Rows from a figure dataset
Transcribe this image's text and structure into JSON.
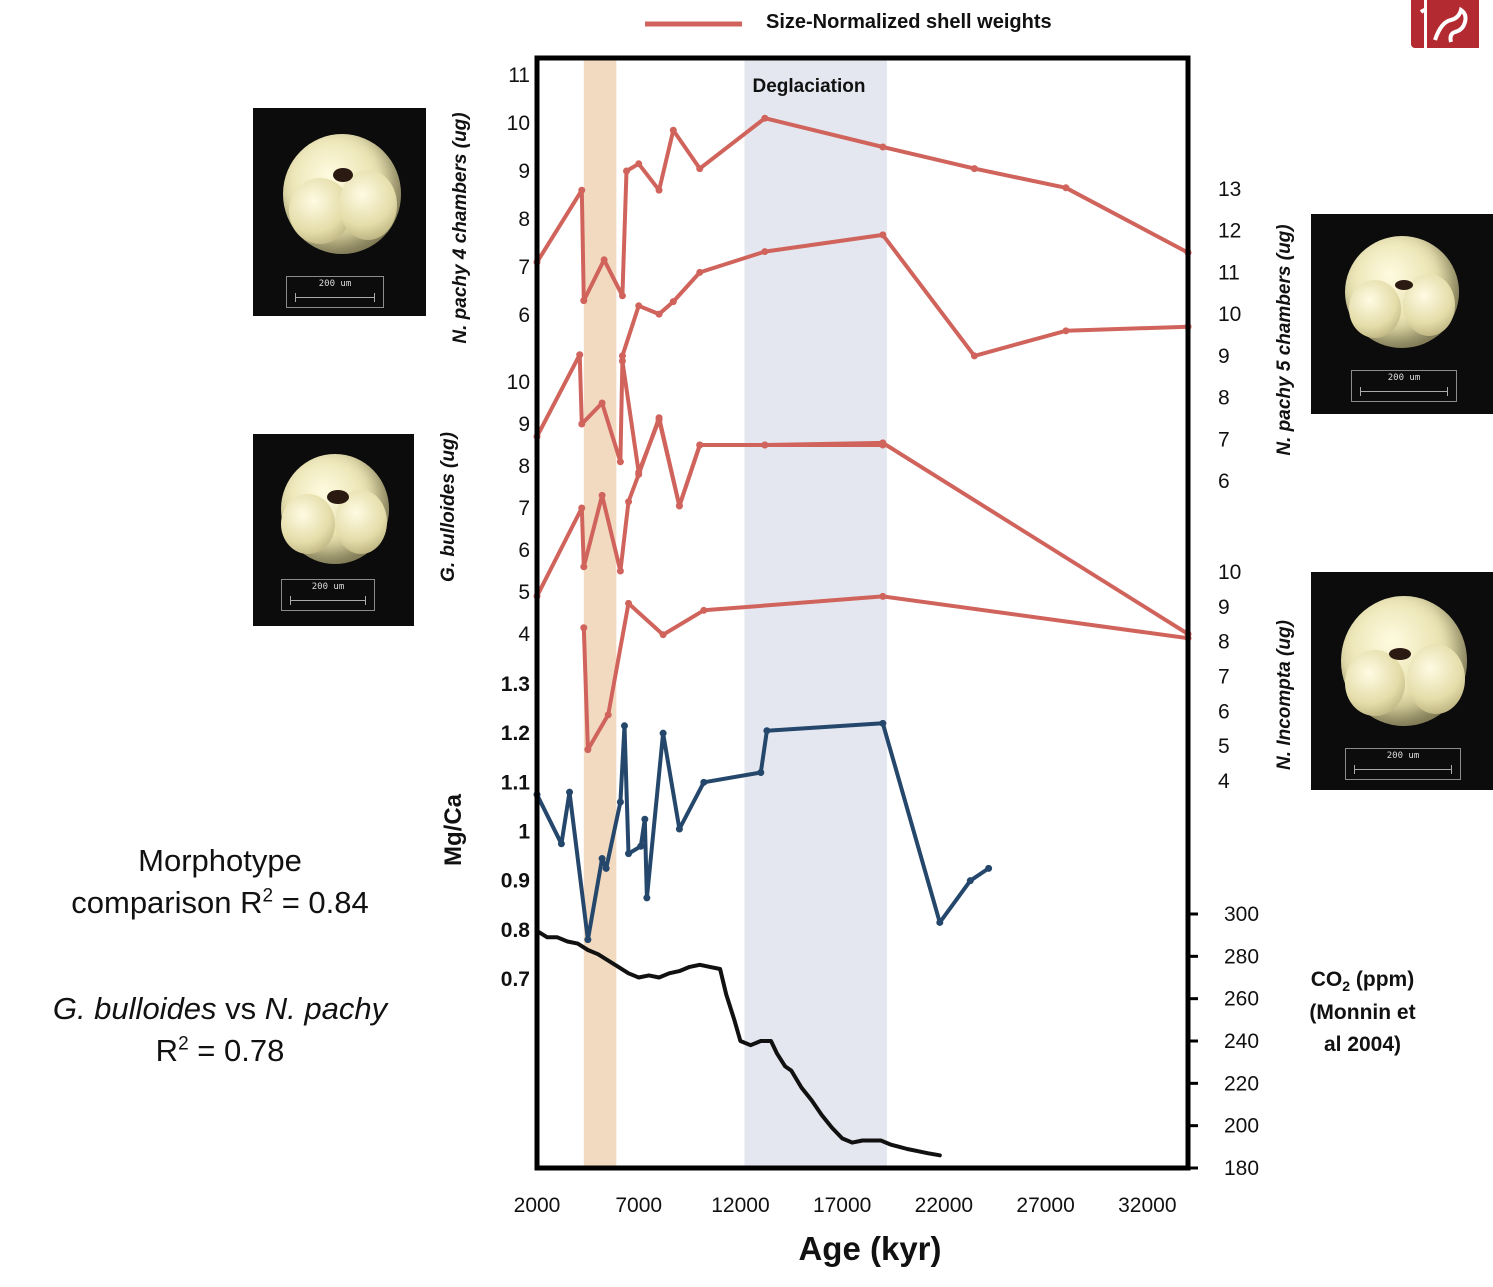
{
  "legend": {
    "label": "Size-Normalized shell weights",
    "color": "#d0645c"
  },
  "annotation": {
    "deglaciation": "Deglaciation"
  },
  "colors": {
    "red_series": "#d0645c",
    "blue_series": "#24476b",
    "co2_series": "#111111",
    "deglaciation_band": "#dfe3ec",
    "orange_band": "#f0d3b6"
  },
  "notes": {
    "morphotype_line1": "Morphotype",
    "morphotype_line2_prefix": "comparison R",
    "morphotype_line2_sup": "2",
    "morphotype_line2_suffix": " = 0.84",
    "species_g": "G. bulloides",
    "species_vs": " vs ",
    "species_n": "N. pachy",
    "r2_prefix": "R",
    "r2_sup": "2",
    "r2_suffix": " = 0.78"
  },
  "photos": [
    {
      "name": "photo-n-pachy-4-chambers",
      "scale": "200 um"
    },
    {
      "name": "photo-g-bulloides",
      "scale": "200 um"
    },
    {
      "name": "photo-n-pachy-5-chambers",
      "scale": "200 um"
    },
    {
      "name": "photo-n-incompta",
      "scale": "200 um"
    }
  ],
  "chart_data": {
    "type": "line",
    "xlabel": "Age (kyr)",
    "xlim": [
      2000,
      34000
    ],
    "x_ticks": [
      "2000",
      "7000",
      "12000",
      "17000",
      "22000",
      "27000",
      "32000"
    ],
    "shaded_bands": [
      {
        "label": "",
        "x": [
          4300,
          5900
        ],
        "color": "#f0d3b6"
      },
      {
        "label": "Deglaciation",
        "x": [
          12200,
          19200
        ],
        "color": "#dfe3ec"
      }
    ],
    "axes": [
      {
        "id": "n_pachy_4",
        "label": "N. pachy 4 chambers (ug)",
        "side": "left",
        "ticks": [
          "6",
          "7",
          "8",
          "9",
          "10",
          "11"
        ]
      },
      {
        "id": "g_bulloides",
        "label": "G. bulloides (ug)",
        "side": "left",
        "ticks": [
          "4",
          "5",
          "6",
          "7",
          "8",
          "9",
          "10"
        ]
      },
      {
        "id": "mg_ca",
        "label": "Mg/Ca",
        "side": "left",
        "ticks": [
          "0.7",
          "0.8",
          "0.9",
          "1",
          "1.1",
          "1.2",
          "1.3"
        ]
      },
      {
        "id": "n_pachy_5",
        "label": "N. pachy 5 chambers (ug)",
        "side": "right",
        "ticks": [
          "6",
          "7",
          "8",
          "9",
          "10",
          "11",
          "12",
          "13"
        ]
      },
      {
        "id": "n_incompta",
        "label": "N. Incompta (ug)",
        "side": "right",
        "ticks": [
          "4",
          "5",
          "6",
          "7",
          "8",
          "9",
          "10"
        ]
      },
      {
        "id": "co2",
        "label": "CO2 (ppm) (Monnin et al 2004)",
        "label_lines": [
          "CO",
          "2",
          " (ppm)",
          "(Monnin et",
          "al  2004)"
        ],
        "side": "right",
        "ticks": [
          "180",
          "200",
          "220",
          "240",
          "260",
          "280",
          "300"
        ]
      }
    ],
    "series": [
      {
        "axis": "n_pachy_4",
        "color": "#d0645c",
        "x": [
          2000,
          4200,
          4300,
          5300,
          6200,
          6400,
          7000,
          8000,
          8700,
          10000,
          13200,
          19000,
          23500,
          28000,
          34000
        ],
        "y": [
          7.1,
          8.6,
          6.3,
          7.15,
          6.4,
          9.0,
          9.15,
          8.6,
          9.85,
          9.05,
          10.1,
          9.5,
          9.05,
          8.65,
          7.3
        ]
      },
      {
        "axis": "n_pachy_5",
        "color": "#d0645c",
        "x": [
          6200,
          7000,
          8000,
          8700,
          10000,
          13200,
          19000,
          23500,
          28000,
          34000
        ],
        "y": [
          9.0,
          10.2,
          10.0,
          10.3,
          11.0,
          11.5,
          11.9,
          9.0,
          9.6,
          9.7
        ]
      },
      {
        "axis": "g_bulloides",
        "color": "#d0645c",
        "x": [
          2000,
          4100,
          4200,
          5200,
          6100,
          6200,
          7000,
          8000,
          9000,
          10000,
          13200,
          19000
        ],
        "y": [
          8.7,
          10.65,
          9.0,
          9.5,
          8.1,
          10.5,
          7.85,
          9.1,
          7.05,
          8.5,
          8.5,
          8.5
        ]
      },
      {
        "axis": "g_bulloides",
        "color": "#d0645c",
        "x": [
          2000,
          4200,
          4300,
          5200,
          6100,
          6500,
          7000,
          8000,
          9000,
          10000,
          13200,
          19000,
          34000
        ],
        "y": [
          4.9,
          7.0,
          5.6,
          7.3,
          5.5,
          7.15,
          7.8,
          9.15,
          7.05,
          8.5,
          8.5,
          8.55,
          4.0
        ]
      },
      {
        "axis": "n_incompta",
        "color": "#d0645c",
        "x": [
          4300,
          4500,
          5500,
          6500,
          8200,
          10200,
          19000,
          34000
        ],
        "y": [
          8.4,
          4.9,
          5.9,
          9.1,
          8.2,
          8.9,
          9.3,
          8.1
        ]
      },
      {
        "axis": "mg_ca",
        "color": "#24476b",
        "x": [
          2000,
          3200,
          3600,
          4500,
          5200,
          5400,
          6100,
          6300,
          6500,
          7100,
          7300,
          7400,
          8200,
          9000,
          10200,
          13000,
          13300,
          19000,
          21800,
          23300,
          24200
        ],
        "y": [
          1.075,
          0.975,
          1.08,
          0.78,
          0.945,
          0.925,
          1.06,
          1.215,
          0.955,
          0.97,
          1.025,
          0.865,
          1.2,
          1.005,
          1.1,
          1.12,
          1.205,
          1.22,
          0.815,
          0.9,
          0.925
        ]
      },
      {
        "axis": "co2",
        "color": "#111111",
        "x": [
          2000,
          2500,
          3000,
          3500,
          4000,
          4500,
          5000,
          5500,
          6000,
          6500,
          7000,
          7500,
          8000,
          8500,
          9000,
          9500,
          10000,
          10500,
          11000,
          11300,
          11700,
          12000,
          12500,
          13000,
          13500,
          13800,
          14200,
          14500,
          15000,
          15500,
          16000,
          16500,
          17000,
          17500,
          18000,
          18400,
          18900,
          19400,
          19800,
          20200,
          20700,
          21200,
          21800
        ],
        "y": [
          292,
          289,
          289,
          287,
          286,
          283,
          281,
          278,
          275,
          272,
          270,
          271,
          270,
          272,
          273,
          275,
          276,
          275,
          274,
          262,
          250,
          240,
          238,
          240,
          240,
          234,
          228,
          226,
          218,
          212,
          205,
          199,
          194,
          192,
          193,
          193,
          193,
          191,
          190,
          189,
          188,
          187,
          186
        ]
      }
    ]
  }
}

Problem to solve
Leaving aside the images, write out the entries above word for word.

Result for this task
Transcribe this image's text and structure into JSON.
{
  "legend": {
    "label": "Size-Normalized shell weights",
    "color": "#d0645c"
  },
  "annotation": {
    "deglaciation": "Deglaciation"
  },
  "colors": {
    "red_series": "#d0645c",
    "blue_series": "#24476b",
    "co2_series": "#111111",
    "deglaciation_band": "#dfe3ec",
    "orange_band": "#f0d3b6"
  },
  "notes": {
    "morphotype_line1": "Morphotype",
    "morphotype_line2_prefix": "comparison R",
    "morphotype_line2_sup": "2",
    "morphotype_line2_suffix": " = 0.84",
    "species_g": "G. bulloides",
    "species_vs": " vs ",
    "species_n": "N. pachy",
    "r2_prefix": "R",
    "r2_sup": "2",
    "r2_suffix": " = 0.78"
  },
  "photos": [
    {
      "name": "photo-n-pachy-4-chambers",
      "scale": "200 um"
    },
    {
      "name": "photo-g-bulloides",
      "scale": "200 um"
    },
    {
      "name": "photo-n-pachy-5-chambers",
      "scale": "200 um"
    },
    {
      "name": "photo-n-incompta",
      "scale": "200 um"
    }
  ],
  "chart_data": {
    "type": "line",
    "xlabel": "Age (kyr)",
    "xlim": [
      2000,
      34000
    ],
    "x_ticks": [
      "2000",
      "7000",
      "12000",
      "17000",
      "22000",
      "27000",
      "32000"
    ],
    "shaded_bands": [
      {
        "label": "",
        "x": [
          4300,
          5900
        ],
        "color": "#f0d3b6"
      },
      {
        "label": "Deglaciation",
        "x": [
          12200,
          19200
        ],
        "color": "#dfe3ec"
      }
    ],
    "axes": [
      {
        "id": "n_pachy_4",
        "label": "N. pachy 4 chambers (ug)",
        "side": "left",
        "ticks": [
          "6",
          "7",
          "8",
          "9",
          "10",
          "11"
        ]
      },
      {
        "id": "g_bulloides",
        "label": "G. bulloides (ug)",
        "side": "left",
        "ticks": [
          "4",
          "5",
          "6",
          "7",
          "8",
          "9",
          "10"
        ]
      },
      {
        "id": "mg_ca",
        "label": "Mg/Ca",
        "side": "left",
        "ticks": [
          "0.7",
          "0.8",
          "0.9",
          "1",
          "1.1",
          "1.2",
          "1.3"
        ]
      },
      {
        "id": "n_pachy_5",
        "label": "N. pachy 5 chambers (ug)",
        "side": "right",
        "ticks": [
          "6",
          "7",
          "8",
          "9",
          "10",
          "11",
          "12",
          "13"
        ]
      },
      {
        "id": "n_incompta",
        "label": "N. Incompta (ug)",
        "side": "right",
        "ticks": [
          "4",
          "5",
          "6",
          "7",
          "8",
          "9",
          "10"
        ]
      },
      {
        "id": "co2",
        "label": "CO2 (ppm) (Monnin et al 2004)",
        "label_lines": [
          "CO",
          "2",
          " (ppm)",
          "(Monnin et",
          "al  2004)"
        ],
        "side": "right",
        "ticks": [
          "180",
          "200",
          "220",
          "240",
          "260",
          "280",
          "300"
        ]
      }
    ],
    "series": [
      {
        "axis": "n_pachy_4",
        "color": "#d0645c",
        "x": [
          2000,
          4200,
          4300,
          5300,
          6200,
          6400,
          7000,
          8000,
          8700,
          10000,
          13200,
          19000,
          23500,
          28000,
          34000
        ],
        "y": [
          7.1,
          8.6,
          6.3,
          7.15,
          6.4,
          9.0,
          9.15,
          8.6,
          9.85,
          9.05,
          10.1,
          9.5,
          9.05,
          8.65,
          7.3
        ]
      },
      {
        "axis": "n_pachy_5",
        "color": "#d0645c",
        "x": [
          6200,
          7000,
          8000,
          8700,
          10000,
          13200,
          19000,
          23500,
          28000,
          34000
        ],
        "y": [
          9.0,
          10.2,
          10.0,
          10.3,
          11.0,
          11.5,
          11.9,
          9.0,
          9.6,
          9.7
        ]
      },
      {
        "axis": "g_bulloides",
        "color": "#d0645c",
        "x": [
          2000,
          4100,
          4200,
          5200,
          6100,
          6200,
          7000,
          8000,
          9000,
          10000,
          13200,
          19000
        ],
        "y": [
          8.7,
          10.65,
          9.0,
          9.5,
          8.1,
          10.5,
          7.85,
          9.1,
          7.05,
          8.5,
          8.5,
          8.5
        ]
      },
      {
        "axis": "g_bulloides",
        "color": "#d0645c",
        "x": [
          2000,
          4200,
          4300,
          5200,
          6100,
          6500,
          7000,
          8000,
          9000,
          10000,
          13200,
          19000,
          34000
        ],
        "y": [
          4.9,
          7.0,
          5.6,
          7.3,
          5.5,
          7.15,
          7.8,
          9.15,
          7.05,
          8.5,
          8.5,
          8.55,
          4.0
        ]
      },
      {
        "axis": "n_incompta",
        "color": "#d0645c",
        "x": [
          4300,
          4500,
          5500,
          6500,
          8200,
          10200,
          19000,
          34000
        ],
        "y": [
          8.4,
          4.9,
          5.9,
          9.1,
          8.2,
          8.9,
          9.3,
          8.1
        ]
      },
      {
        "axis": "mg_ca",
        "color": "#24476b",
        "x": [
          2000,
          3200,
          3600,
          4500,
          5200,
          5400,
          6100,
          6300,
          6500,
          7100,
          7300,
          7400,
          8200,
          9000,
          10200,
          13000,
          13300,
          19000,
          21800,
          23300,
          24200
        ],
        "y": [
          1.075,
          0.975,
          1.08,
          0.78,
          0.945,
          0.925,
          1.06,
          1.215,
          0.955,
          0.97,
          1.025,
          0.865,
          1.2,
          1.005,
          1.1,
          1.12,
          1.205,
          1.22,
          0.815,
          0.9,
          0.925
        ]
      },
      {
        "axis": "co2",
        "color": "#111111",
        "x": [
          2000,
          2500,
          3000,
          3500,
          4000,
          4500,
          5000,
          5500,
          6000,
          6500,
          7000,
          7500,
          8000,
          8500,
          9000,
          9500,
          10000,
          10500,
          11000,
          11300,
          11700,
          12000,
          12500,
          13000,
          13500,
          13800,
          14200,
          14500,
          15000,
          15500,
          16000,
          16500,
          17000,
          17500,
          18000,
          18400,
          18900,
          19400,
          19800,
          20200,
          20700,
          21200,
          21800
        ],
        "y": [
          292,
          289,
          289,
          287,
          286,
          283,
          281,
          278,
          275,
          272,
          270,
          271,
          270,
          272,
          273,
          275,
          276,
          275,
          274,
          262,
          250,
          240,
          238,
          240,
          240,
          234,
          228,
          226,
          218,
          212,
          205,
          199,
          194,
          192,
          193,
          193,
          193,
          191,
          190,
          189,
          188,
          187,
          186
        ]
      }
    ]
  }
}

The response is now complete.